Stored data entries:
= = = = =
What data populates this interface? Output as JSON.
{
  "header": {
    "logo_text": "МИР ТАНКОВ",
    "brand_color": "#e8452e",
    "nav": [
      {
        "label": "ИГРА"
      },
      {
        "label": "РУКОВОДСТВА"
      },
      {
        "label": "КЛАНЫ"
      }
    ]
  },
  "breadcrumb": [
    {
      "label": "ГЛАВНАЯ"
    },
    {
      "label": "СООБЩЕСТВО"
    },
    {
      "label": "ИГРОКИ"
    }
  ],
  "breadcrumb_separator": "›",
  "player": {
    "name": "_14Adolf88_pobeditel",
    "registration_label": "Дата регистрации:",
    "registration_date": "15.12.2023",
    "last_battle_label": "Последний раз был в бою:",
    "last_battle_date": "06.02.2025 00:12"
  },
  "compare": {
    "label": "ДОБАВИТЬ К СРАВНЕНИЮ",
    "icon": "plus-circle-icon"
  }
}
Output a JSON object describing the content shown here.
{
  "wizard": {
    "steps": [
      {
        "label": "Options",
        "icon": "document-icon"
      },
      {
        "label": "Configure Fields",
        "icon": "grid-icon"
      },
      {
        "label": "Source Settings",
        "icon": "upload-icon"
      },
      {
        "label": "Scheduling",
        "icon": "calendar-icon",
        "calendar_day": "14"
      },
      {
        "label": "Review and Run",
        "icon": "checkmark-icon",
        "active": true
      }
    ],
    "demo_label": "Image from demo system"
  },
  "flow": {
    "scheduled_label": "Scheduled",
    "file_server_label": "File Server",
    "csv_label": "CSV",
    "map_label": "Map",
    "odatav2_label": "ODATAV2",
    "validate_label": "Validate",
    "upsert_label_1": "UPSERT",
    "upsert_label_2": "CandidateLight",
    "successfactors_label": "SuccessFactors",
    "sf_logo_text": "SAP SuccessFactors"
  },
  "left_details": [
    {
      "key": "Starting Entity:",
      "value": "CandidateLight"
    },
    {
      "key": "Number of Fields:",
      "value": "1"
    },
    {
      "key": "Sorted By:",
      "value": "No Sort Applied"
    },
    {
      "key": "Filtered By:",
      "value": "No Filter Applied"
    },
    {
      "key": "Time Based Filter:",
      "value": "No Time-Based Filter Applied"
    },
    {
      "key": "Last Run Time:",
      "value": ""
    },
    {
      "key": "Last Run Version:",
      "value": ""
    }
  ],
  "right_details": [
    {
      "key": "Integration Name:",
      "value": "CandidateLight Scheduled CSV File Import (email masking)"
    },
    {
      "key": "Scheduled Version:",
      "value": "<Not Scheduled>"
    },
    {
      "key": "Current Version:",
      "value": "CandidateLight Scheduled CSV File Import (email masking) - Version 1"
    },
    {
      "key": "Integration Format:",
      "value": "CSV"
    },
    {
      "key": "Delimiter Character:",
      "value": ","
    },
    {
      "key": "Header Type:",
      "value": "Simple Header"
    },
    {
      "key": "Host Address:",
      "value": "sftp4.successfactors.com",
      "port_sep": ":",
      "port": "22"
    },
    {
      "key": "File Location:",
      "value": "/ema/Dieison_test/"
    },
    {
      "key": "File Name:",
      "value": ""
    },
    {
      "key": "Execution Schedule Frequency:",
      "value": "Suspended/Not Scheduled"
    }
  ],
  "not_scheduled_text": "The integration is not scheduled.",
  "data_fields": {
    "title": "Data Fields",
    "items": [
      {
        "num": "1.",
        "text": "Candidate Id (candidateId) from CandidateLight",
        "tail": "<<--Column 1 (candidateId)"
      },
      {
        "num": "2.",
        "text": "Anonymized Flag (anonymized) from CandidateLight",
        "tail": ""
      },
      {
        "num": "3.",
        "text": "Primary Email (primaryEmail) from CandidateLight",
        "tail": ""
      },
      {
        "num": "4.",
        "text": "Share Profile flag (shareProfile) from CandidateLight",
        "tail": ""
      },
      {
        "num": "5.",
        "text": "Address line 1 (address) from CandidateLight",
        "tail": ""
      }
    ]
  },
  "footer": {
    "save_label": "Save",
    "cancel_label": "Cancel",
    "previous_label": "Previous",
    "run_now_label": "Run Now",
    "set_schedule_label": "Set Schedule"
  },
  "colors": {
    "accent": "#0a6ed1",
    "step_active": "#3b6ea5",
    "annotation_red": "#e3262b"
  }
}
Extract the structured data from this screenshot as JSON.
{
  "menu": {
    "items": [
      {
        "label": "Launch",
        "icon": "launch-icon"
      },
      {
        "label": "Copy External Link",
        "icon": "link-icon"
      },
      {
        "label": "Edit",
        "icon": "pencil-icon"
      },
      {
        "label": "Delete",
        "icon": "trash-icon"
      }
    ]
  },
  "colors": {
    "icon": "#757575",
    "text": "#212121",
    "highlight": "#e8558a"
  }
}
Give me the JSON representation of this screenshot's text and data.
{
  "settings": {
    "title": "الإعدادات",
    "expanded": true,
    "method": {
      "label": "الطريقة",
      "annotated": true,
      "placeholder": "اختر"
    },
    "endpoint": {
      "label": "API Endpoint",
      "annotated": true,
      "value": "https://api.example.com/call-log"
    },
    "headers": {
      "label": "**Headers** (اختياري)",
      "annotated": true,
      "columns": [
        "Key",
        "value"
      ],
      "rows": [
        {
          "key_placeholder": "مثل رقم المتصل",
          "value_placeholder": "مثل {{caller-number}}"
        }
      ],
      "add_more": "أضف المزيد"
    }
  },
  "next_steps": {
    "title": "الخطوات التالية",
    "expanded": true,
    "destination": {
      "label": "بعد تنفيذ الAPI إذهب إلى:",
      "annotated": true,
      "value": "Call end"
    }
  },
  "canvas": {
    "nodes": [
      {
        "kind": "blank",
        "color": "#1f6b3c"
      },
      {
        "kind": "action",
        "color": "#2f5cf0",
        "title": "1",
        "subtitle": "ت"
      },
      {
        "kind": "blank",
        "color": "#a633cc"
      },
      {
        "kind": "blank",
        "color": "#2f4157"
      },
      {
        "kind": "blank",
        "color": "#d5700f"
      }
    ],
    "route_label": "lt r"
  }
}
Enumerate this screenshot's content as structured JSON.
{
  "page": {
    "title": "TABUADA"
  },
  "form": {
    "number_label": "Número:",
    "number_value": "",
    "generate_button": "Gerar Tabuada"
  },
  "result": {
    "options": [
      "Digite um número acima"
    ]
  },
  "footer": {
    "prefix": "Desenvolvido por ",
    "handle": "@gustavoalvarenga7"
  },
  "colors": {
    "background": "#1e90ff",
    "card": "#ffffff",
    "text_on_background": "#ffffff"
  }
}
= = = = =
REQUEST
Every record above should be copied exactly.

FULL OUTPUT
What data populates this interface? Output as JSON.
{
  "header": {
    "logo_text": "МИР ТАНКОВ",
    "brand_color": "#e8452e",
    "nav": [
      {
        "label": "ИГРА"
      },
      {
        "label": "РУКОВОДСТВА"
      },
      {
        "label": "КЛАНЫ"
      }
    ]
  },
  "breadcrumb": [
    {
      "label": "ГЛАВНАЯ"
    },
    {
      "label": "СООБЩЕСТВО"
    },
    {
      "label": "ИГРОКИ"
    }
  ],
  "breadcrumb_separator": "›",
  "player": {
    "name": "_14Adolf88_pobeditel",
    "registration_label": "Дата регистрации:",
    "registration_date": "15.12.2023",
    "last_battle_label": "Последний раз был в бою:",
    "last_battle_date": "06.02.2025 00:12"
  },
  "compare": {
    "label": "ДОБАВИТЬ К СРАВНЕНИЮ",
    "icon": "plus-circle-icon"
  }
}
Output a JSON object describing the content shown here.
{
  "wizard": {
    "steps": [
      {
        "label": "Options",
        "icon": "document-icon"
      },
      {
        "label": "Configure Fields",
        "icon": "grid-icon"
      },
      {
        "label": "Source Settings",
        "icon": "upload-icon"
      },
      {
        "label": "Scheduling",
        "icon": "calendar-icon",
        "calendar_day": "14"
      },
      {
        "label": "Review and Run",
        "icon": "checkmark-icon",
        "active": true
      }
    ],
    "demo_label": "Image from demo system"
  },
  "flow": {
    "scheduled_label": "Scheduled",
    "file_server_label": "File Server",
    "csv_label": "CSV",
    "map_label": "Map",
    "odatav2_label": "ODATAV2",
    "validate_label": "Validate",
    "upsert_label_1": "UPSERT",
    "upsert_label_2": "CandidateLight",
    "successfactors_label": "SuccessFactors",
    "sf_logo_text": "SAP SuccessFactors"
  },
  "left_details": [
    {
      "key": "Starting Entity:",
      "value": "CandidateLight"
    },
    {
      "key": "Number of Fields:",
      "value": "1"
    },
    {
      "key": "Sorted By:",
      "value": "No Sort Applied"
    },
    {
      "key": "Filtered By:",
      "value": "No Filter Applied"
    },
    {
      "key": "Time Based Filter:",
      "value": "No Time-Based Filter Applied"
    },
    {
      "key": "Last Run Time:",
      "value": ""
    },
    {
      "key": "Last Run Version:",
      "value": ""
    }
  ],
  "right_details": [
    {
      "key": "Integration Name:",
      "value": "CandidateLight Scheduled CSV File Import (email masking)"
    },
    {
      "key": "Scheduled Version:",
      "value": "<Not Scheduled>"
    },
    {
      "key": "Current Version:",
      "value": "CandidateLight Scheduled CSV File Import (email masking) - Version 1"
    },
    {
      "key": "Integration Format:",
      "value": "CSV"
    },
    {
      "key": "Delimiter Character:",
      "value": ","
    },
    {
      "key": "Header Type:",
      "value": "Simple Header"
    },
    {
      "key": "Host Address:",
      "value": "sftp4.successfactors.com",
      "port_sep": ":",
      "port": "22"
    },
    {
      "key": "File Location:",
      "value": "/ema/Dieison_test/"
    },
    {
      "key": "File Name:",
      "value": ""
    },
    {
      "key": "Execution Schedule Frequency:",
      "value": "Suspended/Not Scheduled"
    }
  ],
  "not_scheduled_text": "The integration is not scheduled.",
  "data_fields": {
    "title": "Data Fields",
    "items": [
      {
        "num": "1.",
        "text": "Candidate Id (candidateId) from CandidateLight",
        "tail": "<<--Column 1 (candidateId)"
      },
      {
        "num": "2.",
        "text": "Anonymized Flag (anonymized) from CandidateLight",
        "tail": ""
      },
      {
        "num": "3.",
        "text": "Primary Email (primaryEmail) from CandidateLight",
        "tail": ""
      },
      {
        "num": "4.",
        "text": "Share Profile flag (shareProfile) from CandidateLight",
        "tail": ""
      },
      {
        "num": "5.",
        "text": "Address line 1 (address) from CandidateLight",
        "tail": ""
      }
    ]
  },
  "footer": {
    "save_label": "Save",
    "cancel_label": "Cancel",
    "previous_label": "Previous",
    "run_now_label": "Run Now",
    "set_schedule_label": "Set Schedule"
  },
  "colors": {
    "accent": "#0a6ed1",
    "step_active": "#3b6ea5",
    "annotation_red": "#e3262b"
  }
}
Extract the structured data from this screenshot as JSON.
{
  "menu": {
    "items": [
      {
        "label": "Launch",
        "icon": "launch-icon"
      },
      {
        "label": "Copy External Link",
        "icon": "link-icon"
      },
      {
        "label": "Edit",
        "icon": "pencil-icon"
      },
      {
        "label": "Delete",
        "icon": "trash-icon"
      }
    ]
  },
  "colors": {
    "icon": "#757575",
    "text": "#212121",
    "highlight": "#e8558a"
  }
}
Give me the JSON representation of this screenshot's text and data.
{
  "settings": {
    "title": "الإعدادات",
    "expanded": true,
    "method": {
      "label": "الطريقة",
      "annotated": true,
      "placeholder": "اختر"
    },
    "endpoint": {
      "label": "API Endpoint",
      "annotated": true,
      "value": "https://api.example.com/call-log"
    },
    "headers": {
      "label": "**Headers** (اختياري)",
      "annotated": true,
      "columns": [
        "Key",
        "value"
      ],
      "rows": [
        {
          "key_placeholder": "مثل رقم المتصل",
          "value_placeholder": "مثل {{caller-number}}"
        }
      ],
      "add_more": "أضف المزيد"
    }
  },
  "next_steps": {
    "title": "الخطوات التالية",
    "expanded": true,
    "destination": {
      "label": "بعد تنفيذ الAPI إذهب إلى:",
      "annotated": true,
      "value": "Call end"
    }
  },
  "canvas": {
    "nodes": [
      {
        "kind": "blank",
        "color": "#1f6b3c"
      },
      {
        "kind": "action",
        "color": "#2f5cf0",
        "title": "1",
        "subtitle": "ت"
      },
      {
        "kind": "blank",
        "color": "#a633cc"
      },
      {
        "kind": "blank",
        "color": "#2f4157"
      },
      {
        "kind": "blank",
        "color": "#d5700f"
      }
    ],
    "route_label": "lt r"
  }
}
Enumerate this screenshot's content as structured JSON.
{
  "page": {
    "title": "TABUADA"
  },
  "form": {
    "number_label": "Número:",
    "number_value": "",
    "generate_button": "Gerar Tabuada"
  },
  "result": {
    "options": [
      "Digite um número acima"
    ]
  },
  "footer": {
    "prefix": "Desenvolvido por ",
    "handle": "@gustavoalvarenga7"
  },
  "colors": {
    "background": "#1e90ff",
    "card": "#ffffff",
    "text_on_background": "#ffffff"
  }
}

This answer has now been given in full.